>>

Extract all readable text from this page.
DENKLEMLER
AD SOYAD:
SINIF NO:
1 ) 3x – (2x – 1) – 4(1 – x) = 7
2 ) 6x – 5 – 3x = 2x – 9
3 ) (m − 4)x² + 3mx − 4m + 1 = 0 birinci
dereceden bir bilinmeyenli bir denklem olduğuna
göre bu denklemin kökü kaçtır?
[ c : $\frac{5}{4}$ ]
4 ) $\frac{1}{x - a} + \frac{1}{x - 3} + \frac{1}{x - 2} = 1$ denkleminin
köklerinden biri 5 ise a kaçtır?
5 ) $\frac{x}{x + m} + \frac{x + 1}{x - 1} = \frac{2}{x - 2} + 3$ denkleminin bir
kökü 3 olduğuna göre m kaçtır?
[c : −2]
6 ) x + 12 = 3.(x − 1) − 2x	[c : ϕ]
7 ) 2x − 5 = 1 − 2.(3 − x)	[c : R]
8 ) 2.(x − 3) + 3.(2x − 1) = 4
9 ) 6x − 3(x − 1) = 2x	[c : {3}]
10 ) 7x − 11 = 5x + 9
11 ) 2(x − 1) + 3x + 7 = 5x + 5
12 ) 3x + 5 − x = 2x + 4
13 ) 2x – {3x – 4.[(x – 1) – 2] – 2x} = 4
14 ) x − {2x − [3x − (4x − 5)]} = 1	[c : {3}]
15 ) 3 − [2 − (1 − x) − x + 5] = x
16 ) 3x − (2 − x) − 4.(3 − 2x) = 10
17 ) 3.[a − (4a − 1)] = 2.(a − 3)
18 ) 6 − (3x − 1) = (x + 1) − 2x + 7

<<

Copy out every line of the data above, exactly as given.

Extract all readable text from this page.
DENKLEMLER
AD SOYAD:
SINIF NO:
1 ) 3x – (2x – 1) – 4(1 – x) = 7
2 ) 6x – 5 – 3x = 2x – 9
3 ) (m − 4)x² + 3mx − 4m + 1 = 0 birinci
dereceden bir bilinmeyenli bir denklem olduğuna
göre bu denklemin kökü kaçtır?
[ c : $\frac{5}{4}$ ]
4 ) $\frac{1}{x - a} + \frac{1}{x - 3} + \frac{1}{x - 2} = 1$ denkleminin
köklerinden biri 5 ise a kaçtır?
5 ) $\frac{x}{x + m} + \frac{x + 1}{x - 1} = \frac{2}{x - 2} + 3$ denkleminin bir
kökü 3 olduğuna göre m kaçtır?
[c : −2]
6 ) x + 12 = 3.(x − 1) − 2x	[c : ϕ]
7 ) 2x − 5 = 1 − 2.(3 − x)	[c : R]
8 ) 2.(x − 3) + 3.(2x − 1) = 4
9 ) 6x − 3(x − 1) = 2x	[c : {3}]
10 ) 7x − 11 = 5x + 9
11 ) 2(x − 1) + 3x + 7 = 5x + 5
12 ) 3x + 5 − x = 2x + 4
13 ) 2x – {3x – 4.[(x – 1) – 2] – 2x} = 4
14 ) x − {2x − [3x − (4x − 5)]} = 1	[c : {3}]
15 ) 3 − [2 − (1 − x) − x + 5] = x
16 ) 3x − (2 − x) − 4.(3 − 2x) = 10
17 ) 3.[a − (4a − 1)] = 2.(a − 3)
18 ) 6 − (3x − 1) = (x + 1) − 2x + 7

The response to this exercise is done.